[Records from a data source]
* Begin *
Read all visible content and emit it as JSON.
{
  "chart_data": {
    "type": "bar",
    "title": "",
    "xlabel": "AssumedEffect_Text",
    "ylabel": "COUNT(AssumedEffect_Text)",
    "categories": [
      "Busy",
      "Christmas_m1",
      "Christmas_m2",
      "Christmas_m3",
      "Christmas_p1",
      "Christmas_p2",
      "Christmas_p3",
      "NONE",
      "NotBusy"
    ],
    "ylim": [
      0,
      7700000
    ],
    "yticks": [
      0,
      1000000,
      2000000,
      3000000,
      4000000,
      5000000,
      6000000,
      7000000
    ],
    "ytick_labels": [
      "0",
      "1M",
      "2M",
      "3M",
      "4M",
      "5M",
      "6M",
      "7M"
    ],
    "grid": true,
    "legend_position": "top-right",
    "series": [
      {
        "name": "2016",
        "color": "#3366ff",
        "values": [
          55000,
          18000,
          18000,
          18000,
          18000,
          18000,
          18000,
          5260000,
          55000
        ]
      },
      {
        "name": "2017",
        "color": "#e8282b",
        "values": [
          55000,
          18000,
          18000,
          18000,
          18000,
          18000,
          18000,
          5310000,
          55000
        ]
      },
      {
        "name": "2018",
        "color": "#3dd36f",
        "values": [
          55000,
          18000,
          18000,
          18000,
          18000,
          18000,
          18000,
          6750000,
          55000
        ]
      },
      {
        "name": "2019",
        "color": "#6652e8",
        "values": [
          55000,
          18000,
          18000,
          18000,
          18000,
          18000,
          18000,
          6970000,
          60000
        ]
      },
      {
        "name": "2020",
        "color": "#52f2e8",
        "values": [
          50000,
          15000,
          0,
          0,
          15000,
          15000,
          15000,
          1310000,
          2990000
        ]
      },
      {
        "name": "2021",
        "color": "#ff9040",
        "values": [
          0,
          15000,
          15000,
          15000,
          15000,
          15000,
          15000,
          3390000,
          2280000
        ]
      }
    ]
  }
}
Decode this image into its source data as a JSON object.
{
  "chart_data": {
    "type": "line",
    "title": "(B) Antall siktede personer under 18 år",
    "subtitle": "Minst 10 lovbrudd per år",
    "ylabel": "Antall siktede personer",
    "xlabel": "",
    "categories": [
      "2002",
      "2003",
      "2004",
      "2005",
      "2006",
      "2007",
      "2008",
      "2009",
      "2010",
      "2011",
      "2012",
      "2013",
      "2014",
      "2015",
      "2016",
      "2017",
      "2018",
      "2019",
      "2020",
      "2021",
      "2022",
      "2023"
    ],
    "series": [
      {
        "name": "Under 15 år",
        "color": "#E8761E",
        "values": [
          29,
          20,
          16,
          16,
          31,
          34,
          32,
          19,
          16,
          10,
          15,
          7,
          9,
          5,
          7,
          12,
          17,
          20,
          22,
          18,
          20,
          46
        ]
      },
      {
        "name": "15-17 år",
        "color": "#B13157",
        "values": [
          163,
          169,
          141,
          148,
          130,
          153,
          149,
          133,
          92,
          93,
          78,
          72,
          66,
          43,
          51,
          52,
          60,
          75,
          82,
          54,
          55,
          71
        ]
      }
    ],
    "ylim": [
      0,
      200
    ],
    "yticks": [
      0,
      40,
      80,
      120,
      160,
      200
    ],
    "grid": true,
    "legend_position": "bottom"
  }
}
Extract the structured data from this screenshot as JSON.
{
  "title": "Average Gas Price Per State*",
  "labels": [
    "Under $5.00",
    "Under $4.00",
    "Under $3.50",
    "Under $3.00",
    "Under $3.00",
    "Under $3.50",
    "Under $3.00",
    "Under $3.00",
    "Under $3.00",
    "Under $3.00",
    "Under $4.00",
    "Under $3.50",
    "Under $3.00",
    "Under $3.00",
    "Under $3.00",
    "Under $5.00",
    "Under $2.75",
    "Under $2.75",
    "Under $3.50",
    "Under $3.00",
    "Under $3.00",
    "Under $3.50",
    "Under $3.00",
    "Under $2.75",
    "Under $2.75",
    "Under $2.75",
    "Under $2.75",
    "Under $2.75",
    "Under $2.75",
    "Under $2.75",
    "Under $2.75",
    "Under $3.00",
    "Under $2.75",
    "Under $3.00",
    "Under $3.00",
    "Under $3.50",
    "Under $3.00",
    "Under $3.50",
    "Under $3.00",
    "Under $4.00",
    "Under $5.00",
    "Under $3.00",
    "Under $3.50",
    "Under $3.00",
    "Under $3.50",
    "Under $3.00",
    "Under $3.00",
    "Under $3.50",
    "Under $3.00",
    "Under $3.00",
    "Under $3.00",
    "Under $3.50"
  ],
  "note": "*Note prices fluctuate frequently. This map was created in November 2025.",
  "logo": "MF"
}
* End *
Transcribe all of the entries without altering anything.

Read all visible content and emit it as JSON.
{
  "chart_data": {
    "type": "bar",
    "title": "",
    "xlabel": "AssumedEffect_Text",
    "ylabel": "COUNT(AssumedEffect_Text)",
    "categories": [
      "Busy",
      "Christmas_m1",
      "Christmas_m2",
      "Christmas_m3",
      "Christmas_p1",
      "Christmas_p2",
      "Christmas_p3",
      "NONE",
      "NotBusy"
    ],
    "ylim": [
      0,
      7700000
    ],
    "yticks": [
      0,
      1000000,
      2000000,
      3000000,
      4000000,
      5000000,
      6000000,
      7000000
    ],
    "ytick_labels": [
      "0",
      "1M",
      "2M",
      "3M",
      "4M",
      "5M",
      "6M",
      "7M"
    ],
    "grid": true,
    "legend_position": "top-right",
    "series": [
      {
        "name": "2016",
        "color": "#3366ff",
        "values": [
          55000,
          18000,
          18000,
          18000,
          18000,
          18000,
          18000,
          5260000,
          55000
        ]
      },
      {
        "name": "2017",
        "color": "#e8282b",
        "values": [
          55000,
          18000,
          18000,
          18000,
          18000,
          18000,
          18000,
          5310000,
          55000
        ]
      },
      {
        "name": "2018",
        "color": "#3dd36f",
        "values": [
          55000,
          18000,
          18000,
          18000,
          18000,
          18000,
          18000,
          6750000,
          55000
        ]
      },
      {
        "name": "2019",
        "color": "#6652e8",
        "values": [
          55000,
          18000,
          18000,
          18000,
          18000,
          18000,
          18000,
          6970000,
          60000
        ]
      },
      {
        "name": "2020",
        "color": "#52f2e8",
        "values": [
          50000,
          15000,
          0,
          0,
          15000,
          15000,
          15000,
          1310000,
          2990000
        ]
      },
      {
        "name": "2021",
        "color": "#ff9040",
        "values": [
          0,
          15000,
          15000,
          15000,
          15000,
          15000,
          15000,
          3390000,
          2280000
        ]
      }
    ]
  }
}
Decode this image into its source data as a JSON object.
{
  "chart_data": {
    "type": "line",
    "title": "(B) Antall siktede personer under 18 år",
    "subtitle": "Minst 10 lovbrudd per år",
    "ylabel": "Antall siktede personer",
    "xlabel": "",
    "categories": [
      "2002",
      "2003",
      "2004",
      "2005",
      "2006",
      "2007",
      "2008",
      "2009",
      "2010",
      "2011",
      "2012",
      "2013",
      "2014",
      "2015",
      "2016",
      "2017",
      "2018",
      "2019",
      "2020",
      "2021",
      "2022",
      "2023"
    ],
    "series": [
      {
        "name": "Under 15 år",
        "color": "#E8761E",
        "values": [
          29,
          20,
          16,
          16,
          31,
          34,
          32,
          19,
          16,
          10,
          15,
          7,
          9,
          5,
          7,
          12,
          17,
          20,
          22,
          18,
          20,
          46
        ]
      },
      {
        "name": "15-17 år",
        "color": "#B13157",
        "values": [
          163,
          169,
          141,
          148,
          130,
          153,
          149,
          133,
          92,
          93,
          78,
          72,
          66,
          43,
          51,
          52,
          60,
          75,
          82,
          54,
          55,
          71
        ]
      }
    ],
    "ylim": [
      0,
      200
    ],
    "yticks": [
      0,
      40,
      80,
      120,
      160,
      200
    ],
    "grid": true,
    "legend_position": "bottom"
  }
}
Extract the structured data from this screenshot as JSON.
{
  "title": "Average Gas Price Per State*",
  "labels": [
    "Under $5.00",
    "Under $4.00",
    "Under $3.50",
    "Under $3.00",
    "Under $3.00",
    "Under $3.50",
    "Under $3.00",
    "Under $3.00",
    "Under $3.00",
    "Under $3.00",
    "Under $4.00",
    "Under $3.50",
    "Under $3.00",
    "Under $3.00",
    "Under $3.00",
    "Under $5.00",
    "Under $2.75",
    "Under $2.75",
    "Under $3.50",
    "Under $3.00",
    "Under $3.00",
    "Under $3.50",
    "Under $3.00",
    "Under $2.75",
    "Under $2.75",
    "Under $2.75",
    "Under $2.75",
    "Under $2.75",
    "Under $2.75",
    "Under $2.75",
    "Under $2.75",
    "Under $3.00",
    "Under $2.75",
    "Under $3.00",
    "Under $3.00",
    "Under $3.50",
    "Under $3.00",
    "Under $3.50",
    "Under $3.00",
    "Under $4.00",
    "Under $5.00",
    "Under $3.00",
    "Under $3.50",
    "Under $3.00",
    "Under $3.50",
    "Under $3.00",
    "Under $3.00",
    "Under $3.50",
    "Under $3.00",
    "Under $3.00",
    "Under $3.00",
    "Under $3.50"
  ],
  "note": "*Note prices fluctuate frequently. This map was created in November 2025.",
  "logo": "MF"
}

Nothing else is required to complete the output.